▶ _REQUIREMENT_
Single out the lines that include the word "languages". Copy them.

▶ _SUPPLIED MATERIAL_
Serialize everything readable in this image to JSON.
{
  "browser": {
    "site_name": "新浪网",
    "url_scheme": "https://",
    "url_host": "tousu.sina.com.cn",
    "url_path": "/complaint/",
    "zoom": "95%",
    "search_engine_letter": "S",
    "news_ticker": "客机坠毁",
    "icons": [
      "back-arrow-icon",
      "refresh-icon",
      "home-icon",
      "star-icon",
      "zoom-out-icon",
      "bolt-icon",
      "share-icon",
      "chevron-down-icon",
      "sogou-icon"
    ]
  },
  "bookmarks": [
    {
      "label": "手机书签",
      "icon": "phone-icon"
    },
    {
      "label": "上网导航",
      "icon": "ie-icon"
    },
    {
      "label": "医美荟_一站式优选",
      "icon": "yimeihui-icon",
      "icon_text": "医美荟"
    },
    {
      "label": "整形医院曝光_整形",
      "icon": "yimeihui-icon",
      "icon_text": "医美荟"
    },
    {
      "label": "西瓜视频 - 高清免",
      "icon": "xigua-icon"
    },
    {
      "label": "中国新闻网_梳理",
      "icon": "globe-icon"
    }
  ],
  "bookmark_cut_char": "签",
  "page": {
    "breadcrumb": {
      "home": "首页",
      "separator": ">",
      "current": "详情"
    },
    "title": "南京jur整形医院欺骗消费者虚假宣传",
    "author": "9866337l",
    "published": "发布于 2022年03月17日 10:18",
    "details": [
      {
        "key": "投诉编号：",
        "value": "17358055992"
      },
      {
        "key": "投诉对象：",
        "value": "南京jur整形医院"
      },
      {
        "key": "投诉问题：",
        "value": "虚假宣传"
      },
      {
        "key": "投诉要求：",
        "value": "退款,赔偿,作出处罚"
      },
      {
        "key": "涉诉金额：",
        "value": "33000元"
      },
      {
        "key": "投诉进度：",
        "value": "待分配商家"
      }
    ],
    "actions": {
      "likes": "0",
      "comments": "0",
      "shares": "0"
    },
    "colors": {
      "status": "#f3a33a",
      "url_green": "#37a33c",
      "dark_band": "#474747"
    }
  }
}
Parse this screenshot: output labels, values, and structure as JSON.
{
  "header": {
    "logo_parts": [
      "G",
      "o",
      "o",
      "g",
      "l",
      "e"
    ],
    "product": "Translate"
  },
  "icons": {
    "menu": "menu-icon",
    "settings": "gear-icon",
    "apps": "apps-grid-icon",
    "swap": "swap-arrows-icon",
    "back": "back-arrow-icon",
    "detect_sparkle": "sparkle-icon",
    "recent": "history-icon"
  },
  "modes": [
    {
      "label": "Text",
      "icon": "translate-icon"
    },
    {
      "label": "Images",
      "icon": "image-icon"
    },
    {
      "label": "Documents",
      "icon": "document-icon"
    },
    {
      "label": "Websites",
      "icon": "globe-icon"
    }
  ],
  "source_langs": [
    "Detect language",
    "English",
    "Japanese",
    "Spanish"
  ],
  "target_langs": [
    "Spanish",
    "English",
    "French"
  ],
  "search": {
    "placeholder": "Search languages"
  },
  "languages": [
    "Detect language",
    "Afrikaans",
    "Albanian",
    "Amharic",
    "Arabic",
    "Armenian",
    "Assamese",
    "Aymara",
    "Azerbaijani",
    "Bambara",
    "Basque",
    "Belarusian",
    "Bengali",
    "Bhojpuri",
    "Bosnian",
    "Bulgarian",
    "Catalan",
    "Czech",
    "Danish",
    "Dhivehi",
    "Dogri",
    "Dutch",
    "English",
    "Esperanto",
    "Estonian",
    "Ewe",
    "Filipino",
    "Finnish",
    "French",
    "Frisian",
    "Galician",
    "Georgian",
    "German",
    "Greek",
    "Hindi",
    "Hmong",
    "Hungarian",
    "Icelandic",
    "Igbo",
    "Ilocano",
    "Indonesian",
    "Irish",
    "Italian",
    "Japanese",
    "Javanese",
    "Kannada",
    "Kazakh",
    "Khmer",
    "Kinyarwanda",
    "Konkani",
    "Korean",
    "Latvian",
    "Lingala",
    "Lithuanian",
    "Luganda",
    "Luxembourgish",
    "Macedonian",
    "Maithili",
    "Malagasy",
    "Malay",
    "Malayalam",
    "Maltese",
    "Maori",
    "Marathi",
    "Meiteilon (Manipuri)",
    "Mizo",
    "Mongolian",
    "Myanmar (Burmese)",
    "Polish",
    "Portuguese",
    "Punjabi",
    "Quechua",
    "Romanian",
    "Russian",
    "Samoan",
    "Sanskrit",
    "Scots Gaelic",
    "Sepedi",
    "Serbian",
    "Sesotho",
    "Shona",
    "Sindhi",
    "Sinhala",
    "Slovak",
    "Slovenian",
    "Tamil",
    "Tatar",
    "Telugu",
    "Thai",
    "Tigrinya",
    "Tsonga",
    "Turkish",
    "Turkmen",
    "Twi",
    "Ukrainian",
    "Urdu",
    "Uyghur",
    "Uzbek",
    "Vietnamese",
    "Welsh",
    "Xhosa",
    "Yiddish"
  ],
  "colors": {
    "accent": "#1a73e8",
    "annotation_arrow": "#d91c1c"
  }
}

▶ _RESPONSE TO THIS TASK_
    "placeholder": "Search languages"
  "languages": [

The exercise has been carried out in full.